Required work: Across the data below, how many lines hold "section"? Answer with that number and nothing else.

── Extracted information ──

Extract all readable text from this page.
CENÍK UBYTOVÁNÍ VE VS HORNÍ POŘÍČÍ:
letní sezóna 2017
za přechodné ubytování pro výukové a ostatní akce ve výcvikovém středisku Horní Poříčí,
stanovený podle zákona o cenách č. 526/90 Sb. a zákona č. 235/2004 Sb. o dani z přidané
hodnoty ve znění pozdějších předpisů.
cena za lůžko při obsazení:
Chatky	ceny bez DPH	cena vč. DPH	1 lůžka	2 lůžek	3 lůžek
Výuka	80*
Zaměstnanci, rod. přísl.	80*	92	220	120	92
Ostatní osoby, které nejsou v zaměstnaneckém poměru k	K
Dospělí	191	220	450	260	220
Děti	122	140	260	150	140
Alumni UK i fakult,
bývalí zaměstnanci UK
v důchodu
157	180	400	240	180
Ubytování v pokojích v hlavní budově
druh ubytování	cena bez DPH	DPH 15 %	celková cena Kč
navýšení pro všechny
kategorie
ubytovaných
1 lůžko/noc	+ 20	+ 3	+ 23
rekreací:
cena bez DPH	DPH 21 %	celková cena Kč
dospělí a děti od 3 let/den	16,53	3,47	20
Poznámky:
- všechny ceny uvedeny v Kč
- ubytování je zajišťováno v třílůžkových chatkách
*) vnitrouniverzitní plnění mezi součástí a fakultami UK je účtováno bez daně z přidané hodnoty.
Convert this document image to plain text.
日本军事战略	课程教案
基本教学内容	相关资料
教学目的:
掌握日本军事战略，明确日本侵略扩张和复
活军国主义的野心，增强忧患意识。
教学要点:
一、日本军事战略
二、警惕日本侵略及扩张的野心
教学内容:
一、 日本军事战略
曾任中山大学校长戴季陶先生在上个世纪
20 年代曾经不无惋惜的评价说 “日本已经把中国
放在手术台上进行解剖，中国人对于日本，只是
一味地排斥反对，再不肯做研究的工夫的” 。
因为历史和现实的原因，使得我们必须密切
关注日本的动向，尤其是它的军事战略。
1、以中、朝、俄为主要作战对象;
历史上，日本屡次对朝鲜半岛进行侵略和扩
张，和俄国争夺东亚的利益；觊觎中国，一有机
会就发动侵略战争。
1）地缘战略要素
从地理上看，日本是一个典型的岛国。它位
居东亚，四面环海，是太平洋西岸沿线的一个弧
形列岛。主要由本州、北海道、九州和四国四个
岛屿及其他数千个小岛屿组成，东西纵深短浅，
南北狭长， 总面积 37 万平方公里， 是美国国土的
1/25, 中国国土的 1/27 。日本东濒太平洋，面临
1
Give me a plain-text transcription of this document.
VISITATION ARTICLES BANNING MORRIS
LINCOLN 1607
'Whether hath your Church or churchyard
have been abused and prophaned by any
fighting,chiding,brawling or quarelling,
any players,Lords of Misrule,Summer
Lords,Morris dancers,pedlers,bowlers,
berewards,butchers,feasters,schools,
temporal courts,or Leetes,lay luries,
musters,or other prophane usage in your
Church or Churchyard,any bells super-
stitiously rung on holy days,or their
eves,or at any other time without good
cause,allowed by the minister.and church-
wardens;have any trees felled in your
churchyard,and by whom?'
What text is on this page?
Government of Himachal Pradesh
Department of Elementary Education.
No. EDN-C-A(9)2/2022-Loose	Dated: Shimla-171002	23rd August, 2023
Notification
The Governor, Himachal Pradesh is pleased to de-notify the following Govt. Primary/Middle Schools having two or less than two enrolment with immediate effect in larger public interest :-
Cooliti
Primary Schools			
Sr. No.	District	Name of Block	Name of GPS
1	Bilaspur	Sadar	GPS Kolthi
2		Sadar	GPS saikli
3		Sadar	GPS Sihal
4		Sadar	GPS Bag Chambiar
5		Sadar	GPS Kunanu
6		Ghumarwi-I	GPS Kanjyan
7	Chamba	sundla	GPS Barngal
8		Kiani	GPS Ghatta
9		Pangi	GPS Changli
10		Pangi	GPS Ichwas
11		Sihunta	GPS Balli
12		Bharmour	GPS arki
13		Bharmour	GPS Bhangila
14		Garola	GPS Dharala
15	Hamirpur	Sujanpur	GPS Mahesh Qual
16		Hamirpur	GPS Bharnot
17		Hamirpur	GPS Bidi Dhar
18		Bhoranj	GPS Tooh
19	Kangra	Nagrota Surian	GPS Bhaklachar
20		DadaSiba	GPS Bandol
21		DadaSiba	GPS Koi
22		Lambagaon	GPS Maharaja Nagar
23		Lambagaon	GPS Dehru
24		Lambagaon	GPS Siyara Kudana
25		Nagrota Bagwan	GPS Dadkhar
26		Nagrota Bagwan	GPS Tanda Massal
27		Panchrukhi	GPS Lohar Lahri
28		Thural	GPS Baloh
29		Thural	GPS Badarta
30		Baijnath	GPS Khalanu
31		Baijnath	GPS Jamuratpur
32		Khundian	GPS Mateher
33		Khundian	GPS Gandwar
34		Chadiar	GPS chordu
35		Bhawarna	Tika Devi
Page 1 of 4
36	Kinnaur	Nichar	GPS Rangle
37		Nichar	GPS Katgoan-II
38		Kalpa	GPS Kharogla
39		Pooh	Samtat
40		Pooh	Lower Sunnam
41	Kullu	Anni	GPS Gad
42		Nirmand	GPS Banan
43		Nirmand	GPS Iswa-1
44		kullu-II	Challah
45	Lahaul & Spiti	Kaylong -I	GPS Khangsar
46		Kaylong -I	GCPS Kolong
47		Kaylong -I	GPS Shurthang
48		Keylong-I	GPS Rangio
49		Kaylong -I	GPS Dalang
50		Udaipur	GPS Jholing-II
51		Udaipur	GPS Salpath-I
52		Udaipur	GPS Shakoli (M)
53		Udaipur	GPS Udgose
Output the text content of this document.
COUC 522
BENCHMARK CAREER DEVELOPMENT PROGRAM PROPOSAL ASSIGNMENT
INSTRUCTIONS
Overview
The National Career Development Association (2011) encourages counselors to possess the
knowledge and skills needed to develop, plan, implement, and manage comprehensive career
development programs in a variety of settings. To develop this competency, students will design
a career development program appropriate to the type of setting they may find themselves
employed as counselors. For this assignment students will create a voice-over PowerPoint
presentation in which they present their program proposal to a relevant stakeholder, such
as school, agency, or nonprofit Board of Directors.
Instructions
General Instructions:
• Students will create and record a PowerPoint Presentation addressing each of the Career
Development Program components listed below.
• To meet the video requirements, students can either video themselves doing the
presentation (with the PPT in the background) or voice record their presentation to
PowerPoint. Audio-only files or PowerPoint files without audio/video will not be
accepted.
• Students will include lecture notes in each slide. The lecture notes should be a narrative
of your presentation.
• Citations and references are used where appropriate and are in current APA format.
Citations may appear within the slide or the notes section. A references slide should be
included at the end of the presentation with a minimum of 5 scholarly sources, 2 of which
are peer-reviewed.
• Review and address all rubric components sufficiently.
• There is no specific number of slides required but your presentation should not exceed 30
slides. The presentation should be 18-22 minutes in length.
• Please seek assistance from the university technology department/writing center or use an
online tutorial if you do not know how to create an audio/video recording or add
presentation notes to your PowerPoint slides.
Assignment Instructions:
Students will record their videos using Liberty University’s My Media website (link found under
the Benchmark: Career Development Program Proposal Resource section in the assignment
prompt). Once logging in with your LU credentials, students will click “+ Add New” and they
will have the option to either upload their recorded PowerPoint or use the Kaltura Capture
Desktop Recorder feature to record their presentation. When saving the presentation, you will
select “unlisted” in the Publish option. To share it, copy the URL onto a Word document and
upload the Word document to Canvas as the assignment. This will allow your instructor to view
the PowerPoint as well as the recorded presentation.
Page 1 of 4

───

Final result: 2